■ Work required:
Leaving the pictures aside, transcribe every line below exactly.

* begin *

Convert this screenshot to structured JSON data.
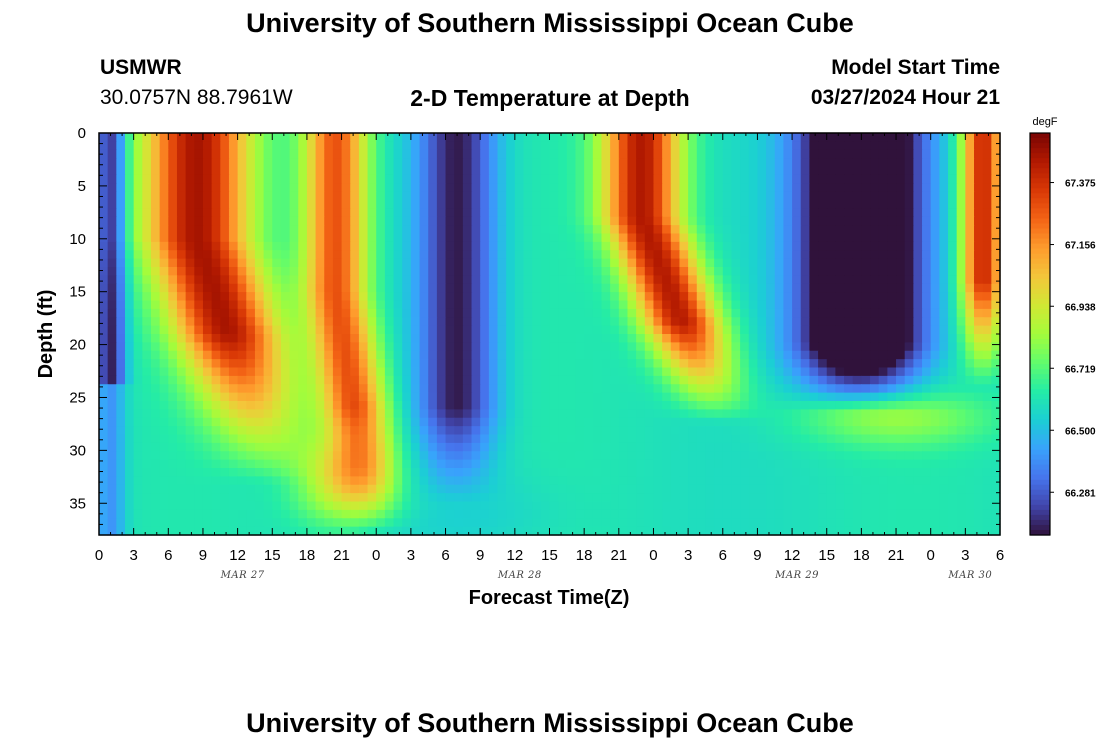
{
  "header": {
    "title": "University of Southern Mississippi Ocean Cube",
    "station_name": "USMWR",
    "station_coords": "30.0757N  88.7961W",
    "plot_title": "2-D Temperature at Depth",
    "model_label": "Model Start Time",
    "model_time": "03/27/2024 Hour 21"
  },
  "footer": {
    "title_repeat": "University of Southern Mississippi Ocean Cube"
  },
  "chart_data": {
    "type": "heatmap",
    "title": "2-D Temperature at Depth",
    "xlabel": "Forecast Time(Z)",
    "ylabel": "Depth (ft)",
    "colorbar_unit": "degF",
    "x_range_hours": [
      0,
      78
    ],
    "y_range_ft": [
      0,
      38
    ],
    "y_inverted": true,
    "x_ticks": [
      "0",
      "3",
      "6",
      "9",
      "12",
      "15",
      "18",
      "21",
      "0",
      "3",
      "6",
      "9",
      "12",
      "15",
      "18",
      "21",
      "0",
      "3",
      "6",
      "9",
      "12",
      "15",
      "18",
      "21",
      "0",
      "3",
      "6"
    ],
    "y_ticks": [
      0,
      5,
      10,
      15,
      20,
      25,
      30,
      35
    ],
    "date_labels": [
      {
        "label": "MAR 27",
        "hour": 12
      },
      {
        "label": "MAR 28",
        "hour": 36
      },
      {
        "label": "MAR 29",
        "hour": 60
      },
      {
        "label": "MAR 30",
        "hour": 75
      }
    ],
    "colorbar_ticks": [
      67.375,
      67.156,
      66.938,
      66.719,
      66.5,
      66.281
    ],
    "colorbar_range": [
      66.13,
      67.55
    ],
    "colormap": [
      "#30123b",
      "#4145ab",
      "#4675ed",
      "#39a2fc",
      "#1bcfd4",
      "#24eca6",
      "#61fc6c",
      "#a4fc3b",
      "#d1e834",
      "#f3c63a",
      "#fe9b2d",
      "#f36315",
      "#d93806",
      "#b11901",
      "#7a0403"
    ],
    "pattern_description": "Warm surface pulses (~67.4 degF) near hours 6-14, 18-25 and 73-78; cool blue/purple columns near hours 28-36 and 60-70; near-uniform 66.55-66.75 degF below ~25 ft."
  }
}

* end *

■ Task solution:
Convert this screenshot to structured JSON data.
{
  "header": {
    "title": "University of Southern Mississippi Ocean Cube",
    "station_name": "USMWR",
    "station_coords": "30.0757N  88.7961W",
    "plot_title": "2-D Temperature at Depth",
    "model_label": "Model Start Time",
    "model_time": "03/27/2024 Hour 21"
  },
  "footer": {
    "title_repeat": "University of Southern Mississippi Ocean Cube"
  },
  "chart_data": {
    "type": "heatmap",
    "title": "2-D Temperature at Depth",
    "xlabel": "Forecast Time(Z)",
    "ylabel": "Depth (ft)",
    "colorbar_unit": "degF",
    "x_range_hours": [
      0,
      78
    ],
    "y_range_ft": [
      0,
      38
    ],
    "y_inverted": true,
    "x_ticks": [
      "0",
      "3",
      "6",
      "9",
      "12",
      "15",
      "18",
      "21",
      "0",
      "3",
      "6",
      "9",
      "12",
      "15",
      "18",
      "21",
      "0",
      "3",
      "6",
      "9",
      "12",
      "15",
      "18",
      "21",
      "0",
      "3",
      "6"
    ],
    "y_ticks": [
      0,
      5,
      10,
      15,
      20,
      25,
      30,
      35
    ],
    "date_labels": [
      {
        "label": "MAR 27",
        "hour": 12
      },
      {
        "label": "MAR 28",
        "hour": 36
      },
      {
        "label": "MAR 29",
        "hour": 60
      },
      {
        "label": "MAR 30",
        "hour": 75
      }
    ],
    "colorbar_ticks": [
      67.375,
      67.156,
      66.938,
      66.719,
      66.5,
      66.281
    ],
    "colorbar_range": [
      66.13,
      67.55
    ],
    "colormap": [
      "#30123b",
      "#4145ab",
      "#4675ed",
      "#39a2fc",
      "#1bcfd4",
      "#24eca6",
      "#61fc6c",
      "#a4fc3b",
      "#d1e834",
      "#f3c63a",
      "#fe9b2d",
      "#f36315",
      "#d93806",
      "#b11901",
      "#7a0403"
    ],
    "pattern_description": "Warm surface pulses (~67.4 degF) near hours 6-14, 18-25 and 73-78; cool blue/purple columns near hours 28-36 and 60-70; near-uniform 66.55-66.75 degF below ~25 ft."
  }
}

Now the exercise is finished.